Leave out the pictures and repeat everything else in the records exactly.

* Begin *

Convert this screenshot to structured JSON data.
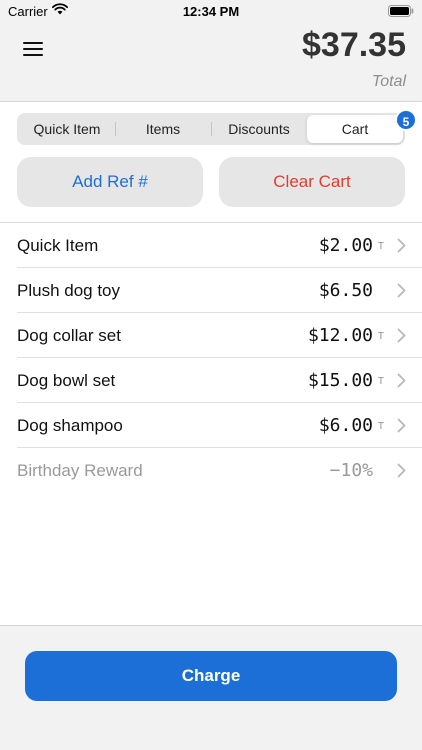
{
  "status_bar": {
    "carrier": "Carrier",
    "time": "12:34 PM"
  },
  "header": {
    "total_amount": "$37.35",
    "total_label": "Total"
  },
  "tabs": [
    {
      "label": "Quick Item",
      "active": false
    },
    {
      "label": "Items",
      "active": false
    },
    {
      "label": "Discounts",
      "active": false
    },
    {
      "label": "Cart",
      "active": true
    }
  ],
  "cart_badge": "5",
  "actions": {
    "add_ref_label": "Add Ref #",
    "clear_cart_label": "Clear Cart"
  },
  "cart_items": [
    {
      "name": "Quick Item",
      "price": "$2.00",
      "tax_flag": "T"
    },
    {
      "name": "Plush dog toy",
      "price": "$6.50",
      "tax_flag": ""
    },
    {
      "name": "Dog collar set",
      "price": "$12.00",
      "tax_flag": "T"
    },
    {
      "name": "Dog bowl set",
      "price": "$15.00",
      "tax_flag": "T"
    },
    {
      "name": "Dog shampoo",
      "price": "$6.00",
      "tax_flag": "T"
    },
    {
      "name": "Birthday Reward",
      "price": "−10%",
      "tax_flag": ""
    }
  ],
  "footer": {
    "charge_label": "Charge"
  },
  "colors": {
    "accent": "#1c6fd6",
    "danger": "#e53b2f",
    "muted": "#9a9a9a"
  },
  "icons": {
    "menu": "menu-icon",
    "wifi": "wifi-icon",
    "battery": "battery-icon",
    "chevron": "chevron-right-icon"
  }
}
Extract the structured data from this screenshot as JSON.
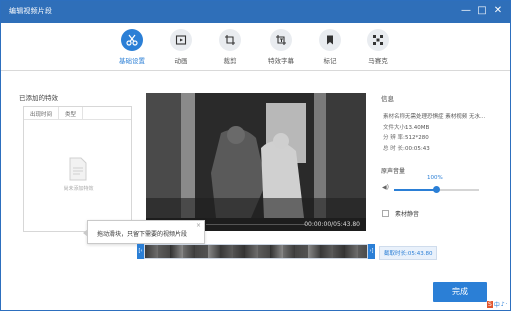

* End *

# Solution to this problem:
Convert this screenshot to structured JSON data.
{
  "status_bar": {
    "carrier": "Carrier",
    "time": "12:34 PM"
  },
  "header": {
    "total_amount": "$37.35",
    "total_label": "Total"
  },
  "tabs": [
    {
      "label": "Quick Item",
      "active": false
    },
    {
      "label": "Items",
      "active": false
    },
    {
      "label": "Discounts",
      "active": false
    },
    {
      "label": "Cart",
      "active": true
    }
  ],
  "cart_badge": "5",
  "actions": {
    "add_ref_label": "Add Ref #",
    "clear_cart_label": "Clear Cart"
  },
  "cart_items": [
    {
      "name": "Quick Item",
      "price": "$2.00",
      "tax_flag": "T"
    },
    {
      "name": "Plush dog toy",
      "price": "$6.50",
      "tax_flag": ""
    },
    {
      "name": "Dog collar set",
      "price": "$12.00",
      "tax_flag": "T"
    },
    {
      "name": "Dog bowl set",
      "price": "$15.00",
      "tax_flag": "T"
    },
    {
      "name": "Dog shampoo",
      "price": "$6.00",
      "tax_flag": "T"
    },
    {
      "name": "Birthday Reward",
      "price": "−10%",
      "tax_flag": ""
    }
  ],
  "footer": {
    "charge_label": "Charge"
  },
  "colors": {
    "accent": "#1c6fd6",
    "danger": "#e53b2f",
    "muted": "#9a9a9a"
  },
  "icons": {
    "menu": "menu-icon",
    "wifi": "wifi-icon",
    "battery": "battery-icon",
    "chevron": "chevron-right-icon"
  }
}
Extract the structured data from this screenshot as JSON.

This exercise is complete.